• _WHAT IS NEEDED_: Check each line of the listing for the string "CODES", count the lines that have it, and answer with that number only.

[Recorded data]

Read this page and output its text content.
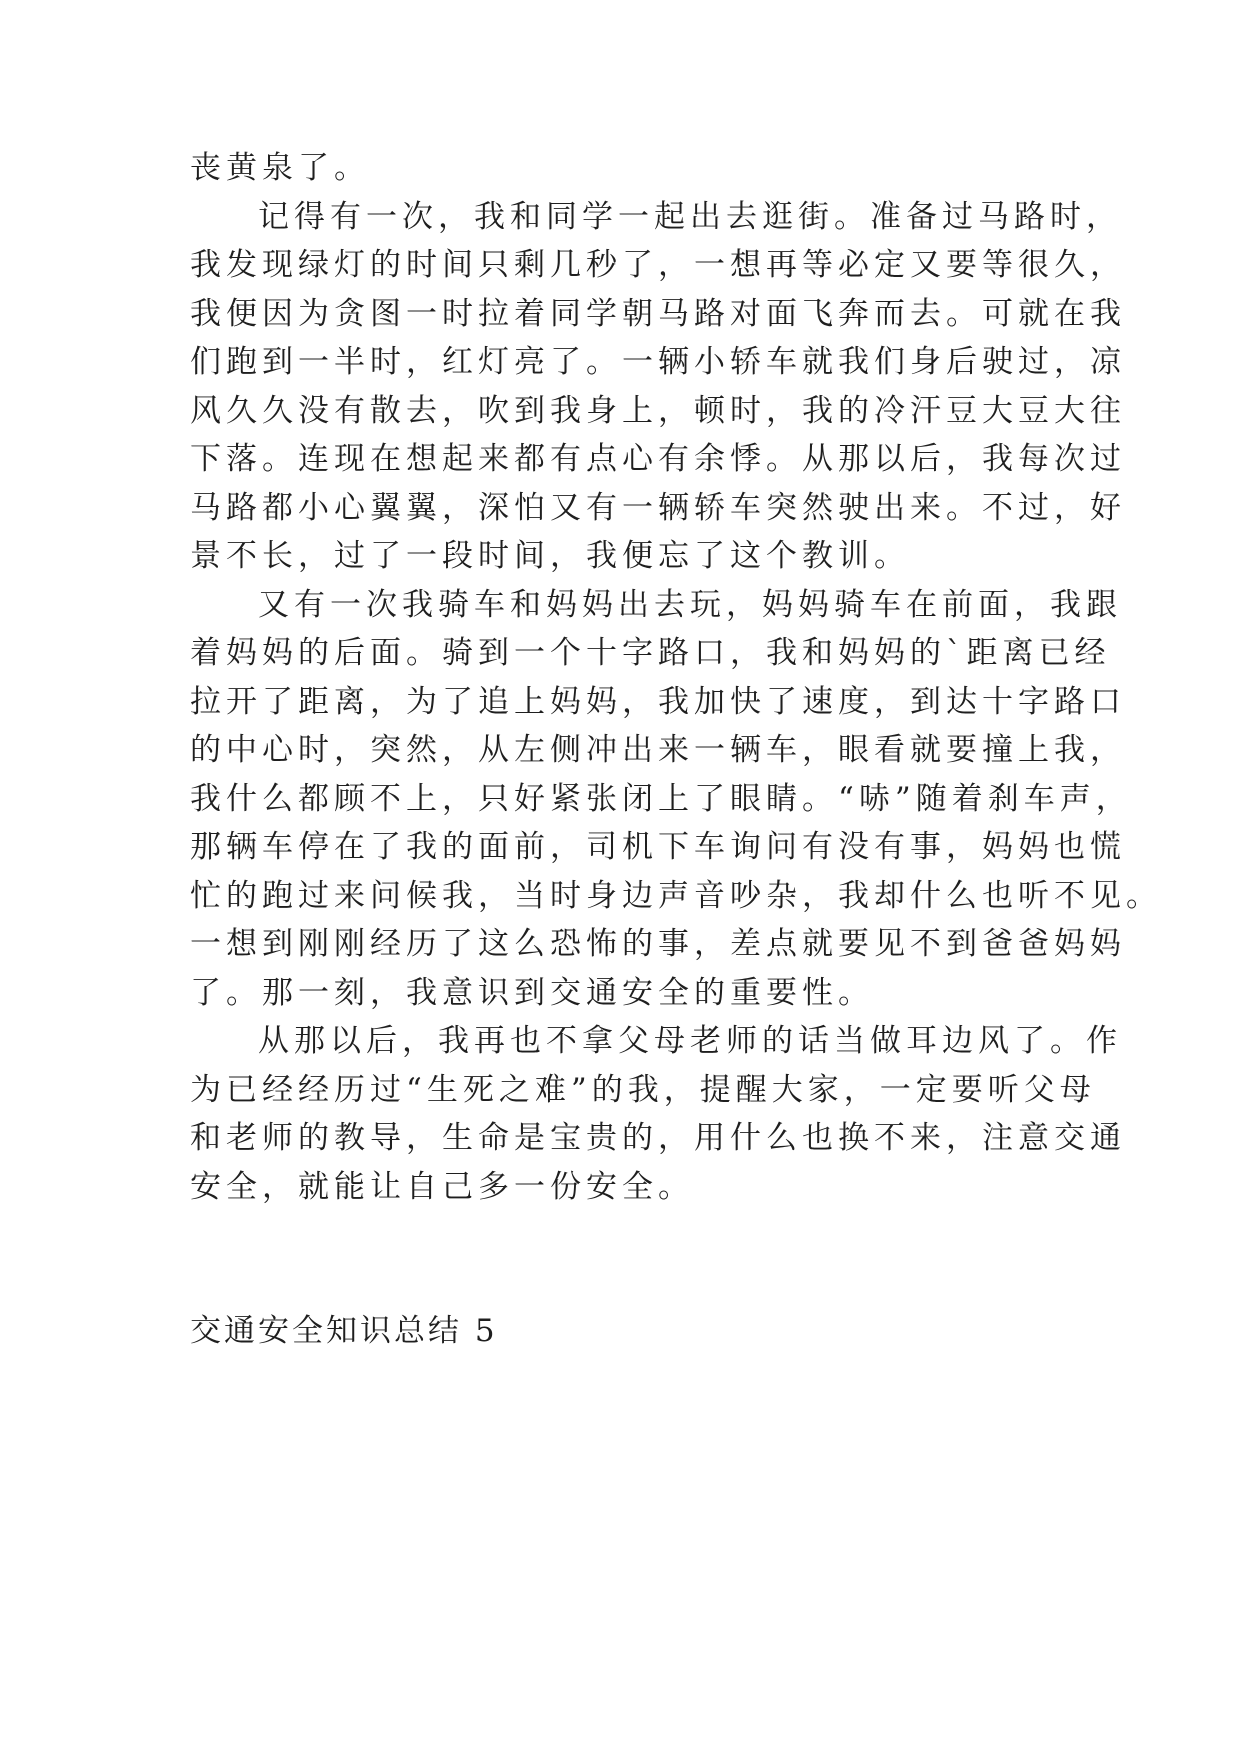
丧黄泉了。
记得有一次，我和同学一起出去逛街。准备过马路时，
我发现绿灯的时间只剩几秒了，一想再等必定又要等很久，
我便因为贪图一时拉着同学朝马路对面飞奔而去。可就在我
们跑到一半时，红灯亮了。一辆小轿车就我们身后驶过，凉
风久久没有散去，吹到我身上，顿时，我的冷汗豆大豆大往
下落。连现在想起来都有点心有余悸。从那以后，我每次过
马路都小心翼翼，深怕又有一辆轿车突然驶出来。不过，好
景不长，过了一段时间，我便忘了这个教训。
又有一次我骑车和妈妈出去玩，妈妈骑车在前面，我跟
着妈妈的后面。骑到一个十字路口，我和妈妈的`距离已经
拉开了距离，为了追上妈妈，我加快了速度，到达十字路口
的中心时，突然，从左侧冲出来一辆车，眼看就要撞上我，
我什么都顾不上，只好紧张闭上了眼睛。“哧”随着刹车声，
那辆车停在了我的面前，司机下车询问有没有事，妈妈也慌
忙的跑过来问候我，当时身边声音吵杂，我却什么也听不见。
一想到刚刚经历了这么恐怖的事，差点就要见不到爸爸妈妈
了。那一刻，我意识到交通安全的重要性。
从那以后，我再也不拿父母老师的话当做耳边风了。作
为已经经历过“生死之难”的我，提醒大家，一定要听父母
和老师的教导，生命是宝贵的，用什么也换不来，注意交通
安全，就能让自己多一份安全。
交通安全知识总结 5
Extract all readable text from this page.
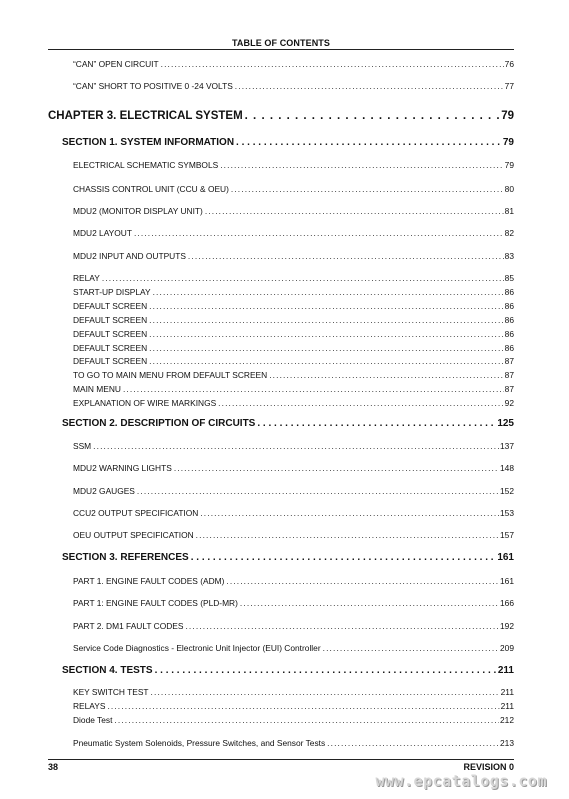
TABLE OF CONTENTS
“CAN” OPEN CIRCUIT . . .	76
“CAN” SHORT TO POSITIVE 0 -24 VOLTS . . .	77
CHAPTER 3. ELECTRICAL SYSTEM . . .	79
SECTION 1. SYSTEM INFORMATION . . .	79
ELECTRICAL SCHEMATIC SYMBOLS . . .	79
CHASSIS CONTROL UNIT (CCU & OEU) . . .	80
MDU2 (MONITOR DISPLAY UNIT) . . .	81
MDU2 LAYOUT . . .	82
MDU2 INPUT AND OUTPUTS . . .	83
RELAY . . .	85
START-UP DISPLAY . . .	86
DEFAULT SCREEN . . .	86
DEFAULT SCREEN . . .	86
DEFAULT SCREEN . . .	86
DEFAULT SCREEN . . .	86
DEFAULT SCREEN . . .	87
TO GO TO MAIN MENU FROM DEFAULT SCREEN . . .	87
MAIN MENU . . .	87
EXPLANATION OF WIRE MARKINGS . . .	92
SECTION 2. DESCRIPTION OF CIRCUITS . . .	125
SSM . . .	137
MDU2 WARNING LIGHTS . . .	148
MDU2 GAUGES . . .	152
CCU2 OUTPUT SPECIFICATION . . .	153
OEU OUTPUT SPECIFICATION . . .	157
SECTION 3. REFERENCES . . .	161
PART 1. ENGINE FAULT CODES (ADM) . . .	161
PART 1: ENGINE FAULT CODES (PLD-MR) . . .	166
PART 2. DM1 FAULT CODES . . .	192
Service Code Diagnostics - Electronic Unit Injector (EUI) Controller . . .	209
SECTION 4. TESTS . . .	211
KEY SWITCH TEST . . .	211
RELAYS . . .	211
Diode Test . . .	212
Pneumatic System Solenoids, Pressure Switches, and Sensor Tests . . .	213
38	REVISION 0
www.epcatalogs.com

• _WRITTEN SOLUTION_: 3